Listed entries =
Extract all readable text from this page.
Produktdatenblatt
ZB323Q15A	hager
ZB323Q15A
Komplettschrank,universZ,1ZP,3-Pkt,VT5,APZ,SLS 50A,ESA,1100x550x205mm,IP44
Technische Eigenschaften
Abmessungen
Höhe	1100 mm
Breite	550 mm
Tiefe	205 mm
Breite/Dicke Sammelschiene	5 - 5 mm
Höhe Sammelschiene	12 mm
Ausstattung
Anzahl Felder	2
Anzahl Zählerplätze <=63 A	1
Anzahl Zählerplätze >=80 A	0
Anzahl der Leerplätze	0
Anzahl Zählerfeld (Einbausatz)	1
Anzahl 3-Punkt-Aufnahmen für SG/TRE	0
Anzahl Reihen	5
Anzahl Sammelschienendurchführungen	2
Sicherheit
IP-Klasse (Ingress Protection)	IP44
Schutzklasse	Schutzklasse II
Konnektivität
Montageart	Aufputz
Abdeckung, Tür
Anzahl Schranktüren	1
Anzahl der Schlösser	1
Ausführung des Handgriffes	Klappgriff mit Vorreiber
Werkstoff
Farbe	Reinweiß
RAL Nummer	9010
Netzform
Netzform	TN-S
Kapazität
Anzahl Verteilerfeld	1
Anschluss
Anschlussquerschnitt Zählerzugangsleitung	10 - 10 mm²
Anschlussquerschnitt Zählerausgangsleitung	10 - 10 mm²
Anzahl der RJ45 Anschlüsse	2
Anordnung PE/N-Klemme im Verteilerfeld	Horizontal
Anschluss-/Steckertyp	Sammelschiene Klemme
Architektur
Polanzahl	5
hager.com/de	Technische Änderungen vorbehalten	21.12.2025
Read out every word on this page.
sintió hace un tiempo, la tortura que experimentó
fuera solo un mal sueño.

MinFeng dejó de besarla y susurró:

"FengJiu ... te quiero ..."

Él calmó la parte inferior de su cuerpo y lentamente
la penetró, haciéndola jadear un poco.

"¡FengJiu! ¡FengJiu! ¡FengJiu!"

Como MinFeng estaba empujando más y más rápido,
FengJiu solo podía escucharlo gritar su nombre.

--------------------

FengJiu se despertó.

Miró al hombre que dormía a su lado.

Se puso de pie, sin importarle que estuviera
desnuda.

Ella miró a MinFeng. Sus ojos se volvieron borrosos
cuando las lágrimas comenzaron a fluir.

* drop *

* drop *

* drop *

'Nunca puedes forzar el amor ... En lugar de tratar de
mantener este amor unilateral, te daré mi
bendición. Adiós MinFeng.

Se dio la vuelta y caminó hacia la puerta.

Exercise instructions = The full set of records should be duplicated exactly.

The result =
Extract all readable text from this page.
Produktdatenblatt
ZB323Q15A	hager
ZB323Q15A
Komplettschrank,universZ,1ZP,3-Pkt,VT5,APZ,SLS 50A,ESA,1100x550x205mm,IP44
Technische Eigenschaften
Abmessungen
Höhe	1100 mm
Breite	550 mm
Tiefe	205 mm
Breite/Dicke Sammelschiene	5 - 5 mm
Höhe Sammelschiene	12 mm
Ausstattung
Anzahl Felder	2
Anzahl Zählerplätze <=63 A	1
Anzahl Zählerplätze >=80 A	0
Anzahl der Leerplätze	0
Anzahl Zählerfeld (Einbausatz)	1
Anzahl 3-Punkt-Aufnahmen für SG/TRE	0
Anzahl Reihen	5
Anzahl Sammelschienendurchführungen	2
Sicherheit
IP-Klasse (Ingress Protection)	IP44
Schutzklasse	Schutzklasse II
Konnektivität
Montageart	Aufputz
Abdeckung, Tür
Anzahl Schranktüren	1
Anzahl der Schlösser	1
Ausführung des Handgriffes	Klappgriff mit Vorreiber
Werkstoff
Farbe	Reinweiß
RAL Nummer	9010
Netzform
Netzform	TN-S
Kapazität
Anzahl Verteilerfeld	1
Anschluss
Anschlussquerschnitt Zählerzugangsleitung	10 - 10 mm²
Anschlussquerschnitt Zählerausgangsleitung	10 - 10 mm²
Anzahl der RJ45 Anschlüsse	2
Anordnung PE/N-Klemme im Verteilerfeld	Horizontal
Anschluss-/Steckertyp	Sammelschiene Klemme
Architektur
Polanzahl	5
hager.com/de	Technische Änderungen vorbehalten	21.12.2025
Read out every word on this page.
sintió hace un tiempo, la tortura que experimentó
fuera solo un mal sueño.

MinFeng dejó de besarla y susurró:

"FengJiu ... te quiero ..."

Él calmó la parte inferior de su cuerpo y lentamente
la penetró, haciéndola jadear un poco.

"¡FengJiu! ¡FengJiu! ¡FengJiu!"

Como MinFeng estaba empujando más y más rápido,
FengJiu solo podía escucharlo gritar su nombre.

--------------------

FengJiu se despertó.

Miró al hombre que dormía a su lado.

Se puso de pie, sin importarle que estuviera
desnuda.

Ella miró a MinFeng. Sus ojos se volvieron borrosos
cuando las lágrimas comenzaron a fluir.

* drop *

* drop *

* drop *

'Nunca puedes forzar el amor ... En lugar de tratar de
mantener este amor unilateral, te daré mi
bendición. Adiós MinFeng.

Se dio la vuelta y caminó hacia la puerta.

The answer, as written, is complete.